>>>>>

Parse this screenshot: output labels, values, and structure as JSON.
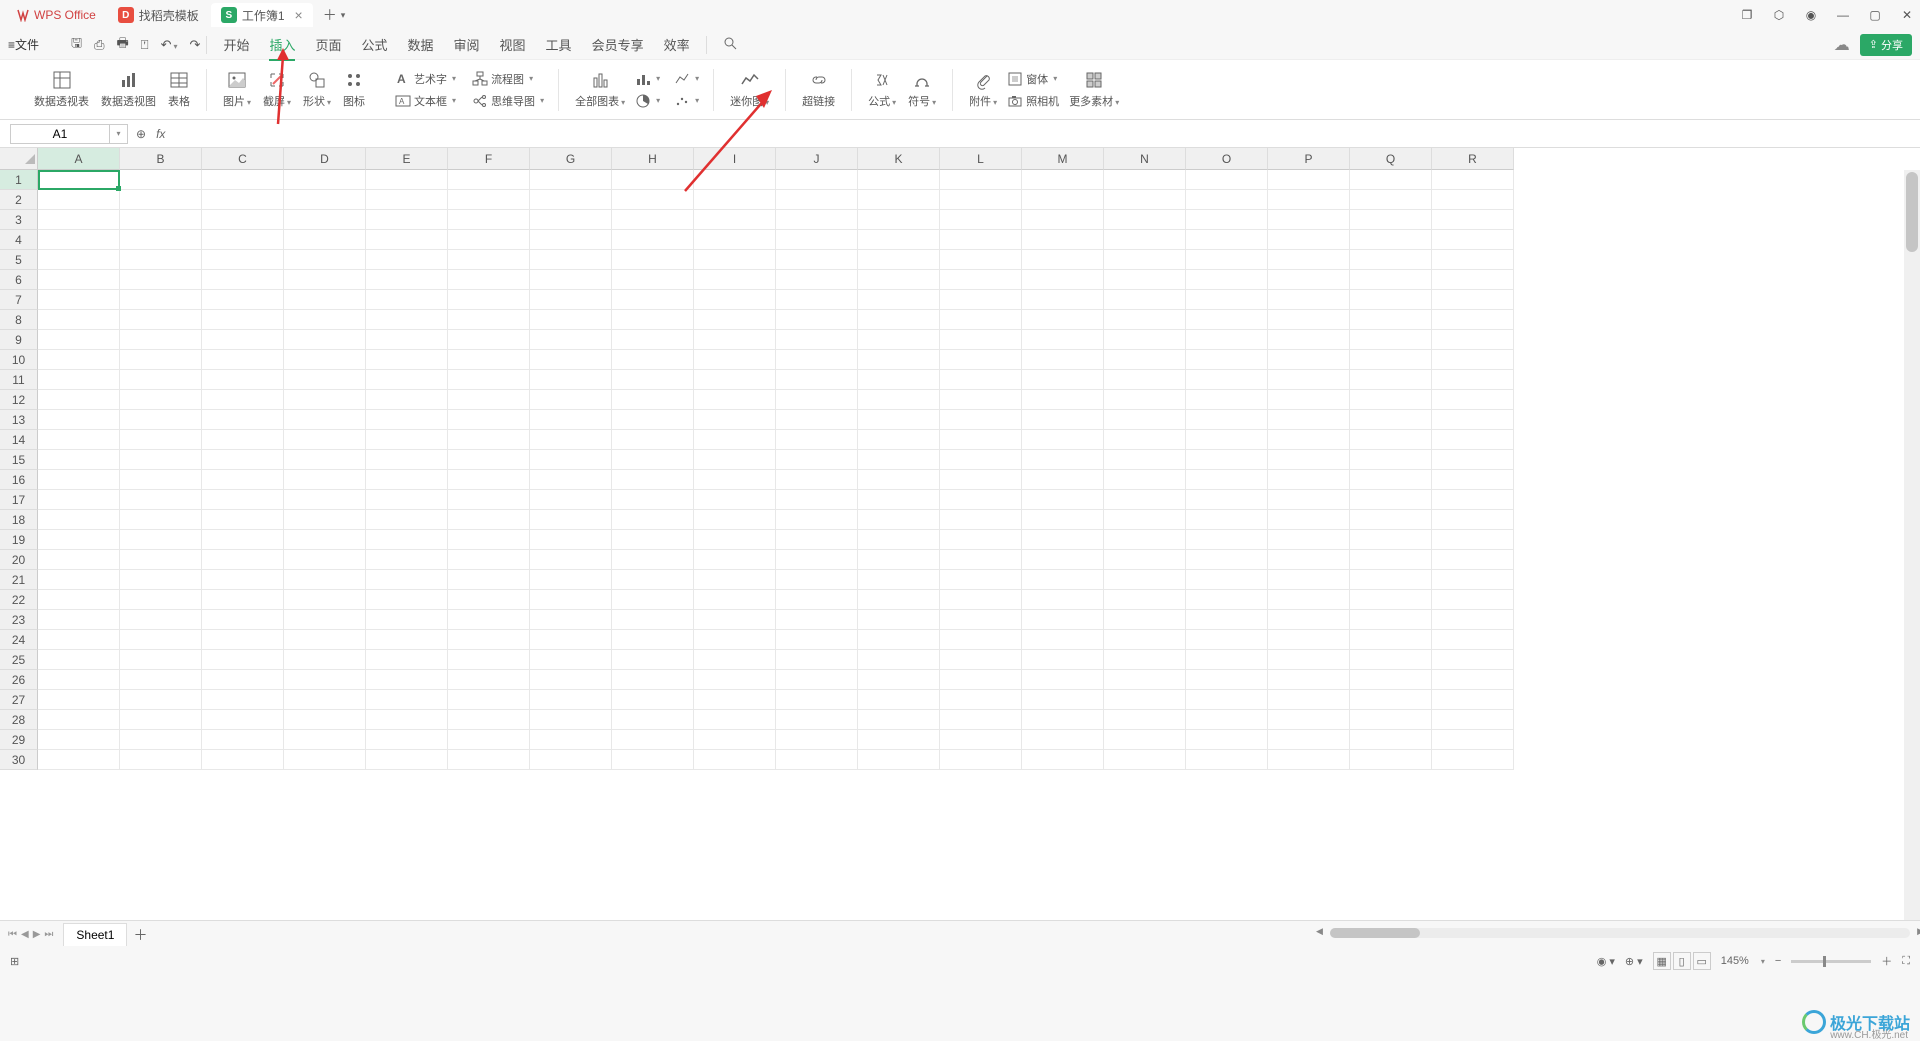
{
  "titlebar": {
    "app_name": "WPS Office",
    "template_tab": "找稻壳模板",
    "doc_tab": "工作簿1",
    "doc_badge": "S"
  },
  "menus": {
    "file": "文件",
    "items": [
      "开始",
      "插入",
      "页面",
      "公式",
      "数据",
      "审阅",
      "视图",
      "工具",
      "会员专享",
      "效率"
    ],
    "active_index": 1
  },
  "share_label": "分享",
  "ribbon": {
    "pivot_table": "数据透视表",
    "pivot_chart": "数据透视图",
    "table": "表格",
    "image": "图片",
    "screenshot": "截屏",
    "shapes": "形状",
    "icon": "图标",
    "artword": "艺术字",
    "textbox": "文本框",
    "flowchart": "流程图",
    "mindmap": "思维导图",
    "all_charts": "全部图表",
    "sparkline": "迷你图",
    "hyperlink": "超链接",
    "formula": "公式",
    "symbol": "符号",
    "attachment": "附件",
    "object": "窗体",
    "camera": "照相机",
    "more": "更多素材"
  },
  "cellref": "A1",
  "columns": [
    "A",
    "B",
    "C",
    "D",
    "E",
    "F",
    "G",
    "H",
    "I",
    "J",
    "K",
    "L",
    "M",
    "N",
    "O",
    "P",
    "Q",
    "R"
  ],
  "rows": [
    1,
    2,
    3,
    4,
    5,
    6,
    7,
    8,
    9,
    10,
    11,
    12,
    13,
    14,
    15,
    16,
    17,
    18,
    19,
    20,
    21,
    22,
    23,
    24,
    25,
    26,
    27,
    28,
    29,
    30
  ],
  "sheet": "Sheet1",
  "zoom": "145%",
  "status_left": "",
  "watermark": "极光下载站",
  "watermark_sub": "www.CH.极光.net"
}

<<<<<

### YOUR GOAL
From the data, pick out every line that includes "screenshot".

### THE OUTPUT
Parse this screenshot: output labels, values, and structure as JSON.
    "screenshot": "截屏",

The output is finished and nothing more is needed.